Given problem:
Retype the material in full, keeping every word the same.

+ + +

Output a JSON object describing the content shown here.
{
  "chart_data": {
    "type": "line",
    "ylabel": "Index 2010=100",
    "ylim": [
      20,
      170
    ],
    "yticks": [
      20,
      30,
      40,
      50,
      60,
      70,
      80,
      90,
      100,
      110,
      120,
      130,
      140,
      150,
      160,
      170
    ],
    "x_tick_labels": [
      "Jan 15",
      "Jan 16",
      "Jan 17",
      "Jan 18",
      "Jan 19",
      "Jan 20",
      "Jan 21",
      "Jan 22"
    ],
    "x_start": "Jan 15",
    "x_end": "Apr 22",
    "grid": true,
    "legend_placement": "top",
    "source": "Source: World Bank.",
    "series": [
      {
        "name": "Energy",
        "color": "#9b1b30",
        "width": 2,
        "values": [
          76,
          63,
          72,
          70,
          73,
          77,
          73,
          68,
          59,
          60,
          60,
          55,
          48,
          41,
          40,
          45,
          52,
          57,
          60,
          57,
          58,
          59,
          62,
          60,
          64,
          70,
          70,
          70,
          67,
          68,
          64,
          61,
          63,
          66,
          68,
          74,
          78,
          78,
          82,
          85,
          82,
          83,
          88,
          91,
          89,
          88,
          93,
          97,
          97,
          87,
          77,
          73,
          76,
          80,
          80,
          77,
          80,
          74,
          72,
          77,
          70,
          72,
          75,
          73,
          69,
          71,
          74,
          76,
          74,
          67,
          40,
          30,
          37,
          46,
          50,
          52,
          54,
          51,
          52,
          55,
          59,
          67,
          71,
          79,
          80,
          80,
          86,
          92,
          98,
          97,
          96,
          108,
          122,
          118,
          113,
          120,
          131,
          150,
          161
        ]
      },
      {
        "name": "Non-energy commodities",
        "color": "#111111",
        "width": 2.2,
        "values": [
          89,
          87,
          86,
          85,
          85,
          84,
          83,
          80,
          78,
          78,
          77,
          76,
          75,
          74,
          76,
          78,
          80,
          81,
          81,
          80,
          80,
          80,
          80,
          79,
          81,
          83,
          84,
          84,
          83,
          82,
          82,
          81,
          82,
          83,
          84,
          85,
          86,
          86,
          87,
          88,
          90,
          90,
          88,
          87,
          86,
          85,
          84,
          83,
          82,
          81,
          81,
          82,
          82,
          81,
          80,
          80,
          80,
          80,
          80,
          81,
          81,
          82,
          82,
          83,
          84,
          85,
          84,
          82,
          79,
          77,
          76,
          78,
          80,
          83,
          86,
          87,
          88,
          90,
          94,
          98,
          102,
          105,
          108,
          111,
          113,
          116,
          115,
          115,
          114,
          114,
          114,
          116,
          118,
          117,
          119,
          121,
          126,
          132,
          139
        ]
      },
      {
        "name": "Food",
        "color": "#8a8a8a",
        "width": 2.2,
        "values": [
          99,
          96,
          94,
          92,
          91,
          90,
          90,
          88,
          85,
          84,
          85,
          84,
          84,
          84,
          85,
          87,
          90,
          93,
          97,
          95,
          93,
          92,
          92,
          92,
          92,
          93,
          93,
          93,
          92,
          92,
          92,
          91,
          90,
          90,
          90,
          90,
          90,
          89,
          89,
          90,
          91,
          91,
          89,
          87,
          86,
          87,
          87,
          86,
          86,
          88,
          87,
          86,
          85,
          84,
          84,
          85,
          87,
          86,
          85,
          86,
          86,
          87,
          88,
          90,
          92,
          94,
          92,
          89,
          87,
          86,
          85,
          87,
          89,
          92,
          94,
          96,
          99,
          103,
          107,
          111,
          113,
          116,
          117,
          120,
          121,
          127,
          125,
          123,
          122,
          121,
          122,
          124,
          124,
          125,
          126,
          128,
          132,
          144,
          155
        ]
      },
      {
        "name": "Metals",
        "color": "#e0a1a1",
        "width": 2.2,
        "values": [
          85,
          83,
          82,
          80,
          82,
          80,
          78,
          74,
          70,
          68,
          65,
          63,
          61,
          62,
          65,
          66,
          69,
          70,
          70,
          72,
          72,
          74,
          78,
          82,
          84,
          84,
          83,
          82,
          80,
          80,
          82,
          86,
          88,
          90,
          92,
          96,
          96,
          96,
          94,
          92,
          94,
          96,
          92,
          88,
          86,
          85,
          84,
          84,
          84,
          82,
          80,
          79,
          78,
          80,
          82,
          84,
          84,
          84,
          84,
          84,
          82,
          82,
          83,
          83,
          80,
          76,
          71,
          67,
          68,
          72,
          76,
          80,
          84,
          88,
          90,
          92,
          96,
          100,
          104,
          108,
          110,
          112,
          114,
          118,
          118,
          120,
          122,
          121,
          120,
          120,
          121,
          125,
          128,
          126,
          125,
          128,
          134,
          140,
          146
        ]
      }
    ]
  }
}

+ + +

Written answer:
Output a JSON object describing the content shown here.
{
  "chart_data": {
    "type": "line",
    "ylabel": "Index 2010=100",
    "ylim": [
      20,
      170
    ],
    "yticks": [
      20,
      30,
      40,
      50,
      60,
      70,
      80,
      90,
      100,
      110,
      120,
      130,
      140,
      150,
      160,
      170
    ],
    "x_tick_labels": [
      "Jan 15",
      "Jan 16",
      "Jan 17",
      "Jan 18",
      "Jan 19",
      "Jan 20",
      "Jan 21",
      "Jan 22"
    ],
    "x_start": "Jan 15",
    "x_end": "Apr 22",
    "grid": true,
    "legend_placement": "top",
    "source": "Source: World Bank.",
    "series": [
      {
        "name": "Energy",
        "color": "#9b1b30",
        "width": 2,
        "values": [
          76,
          63,
          72,
          70,
          73,
          77,
          73,
          68,
          59,
          60,
          60,
          55,
          48,
          41,
          40,
          45,
          52,
          57,
          60,
          57,
          58,
          59,
          62,
          60,
          64,
          70,
          70,
          70,
          67,
          68,
          64,
          61,
          63,
          66,
          68,
          74,
          78,
          78,
          82,
          85,
          82,
          83,
          88,
          91,
          89,
          88,
          93,
          97,
          97,
          87,
          77,
          73,
          76,
          80,
          80,
          77,
          80,
          74,
          72,
          77,
          70,
          72,
          75,
          73,
          69,
          71,
          74,
          76,
          74,
          67,
          40,
          30,
          37,
          46,
          50,
          52,
          54,
          51,
          52,
          55,
          59,
          67,
          71,
          79,
          80,
          80,
          86,
          92,
          98,
          97,
          96,
          108,
          122,
          118,
          113,
          120,
          131,
          150,
          161
        ]
      },
      {
        "name": "Non-energy commodities",
        "color": "#111111",
        "width": 2.2,
        "values": [
          89,
          87,
          86,
          85,
          85,
          84,
          83,
          80,
          78,
          78,
          77,
          76,
          75,
          74,
          76,
          78,
          80,
          81,
          81,
          80,
          80,
          80,
          80,
          79,
          81,
          83,
          84,
          84,
          83,
          82,
          82,
          81,
          82,
          83,
          84,
          85,
          86,
          86,
          87,
          88,
          90,
          90,
          88,
          87,
          86,
          85,
          84,
          83,
          82,
          81,
          81,
          82,
          82,
          81,
          80,
          80,
          80,
          80,
          80,
          81,
          81,
          82,
          82,
          83,
          84,
          85,
          84,
          82,
          79,
          77,
          76,
          78,
          80,
          83,
          86,
          87,
          88,
          90,
          94,
          98,
          102,
          105,
          108,
          111,
          113,
          116,
          115,
          115,
          114,
          114,
          114,
          116,
          118,
          117,
          119,
          121,
          126,
          132,
          139
        ]
      },
      {
        "name": "Food",
        "color": "#8a8a8a",
        "width": 2.2,
        "values": [
          99,
          96,
          94,
          92,
          91,
          90,
          90,
          88,
          85,
          84,
          85,
          84,
          84,
          84,
          85,
          87,
          90,
          93,
          97,
          95,
          93,
          92,
          92,
          92,
          92,
          93,
          93,
          93,
          92,
          92,
          92,
          91,
          90,
          90,
          90,
          90,
          90,
          89,
          89,
          90,
          91,
          91,
          89,
          87,
          86,
          87,
          87,
          86,
          86,
          88,
          87,
          86,
          85,
          84,
          84,
          85,
          87,
          86,
          85,
          86,
          86,
          87,
          88,
          90,
          92,
          94,
          92,
          89,
          87,
          86,
          85,
          87,
          89,
          92,
          94,
          96,
          99,
          103,
          107,
          111,
          113,
          116,
          117,
          120,
          121,
          127,
          125,
          123,
          122,
          121,
          122,
          124,
          124,
          125,
          126,
          128,
          132,
          144,
          155
        ]
      },
      {
        "name": "Metals",
        "color": "#e0a1a1",
        "width": 2.2,
        "values": [
          85,
          83,
          82,
          80,
          82,
          80,
          78,
          74,
          70,
          68,
          65,
          63,
          61,
          62,
          65,
          66,
          69,
          70,
          70,
          72,
          72,
          74,
          78,
          82,
          84,
          84,
          83,
          82,
          80,
          80,
          82,
          86,
          88,
          90,
          92,
          96,
          96,
          96,
          94,
          92,
          94,
          96,
          92,
          88,
          86,
          85,
          84,
          84,
          84,
          82,
          80,
          79,
          78,
          80,
          82,
          84,
          84,
          84,
          84,
          84,
          82,
          82,
          83,
          83,
          80,
          76,
          71,
          67,
          68,
          72,
          76,
          80,
          84,
          88,
          90,
          92,
          96,
          100,
          104,
          108,
          110,
          112,
          114,
          118,
          118,
          120,
          122,
          121,
          120,
          120,
          121,
          125,
          128,
          126,
          125,
          128,
          134,
          140,
          146
        ]
      }
    ]
  }
}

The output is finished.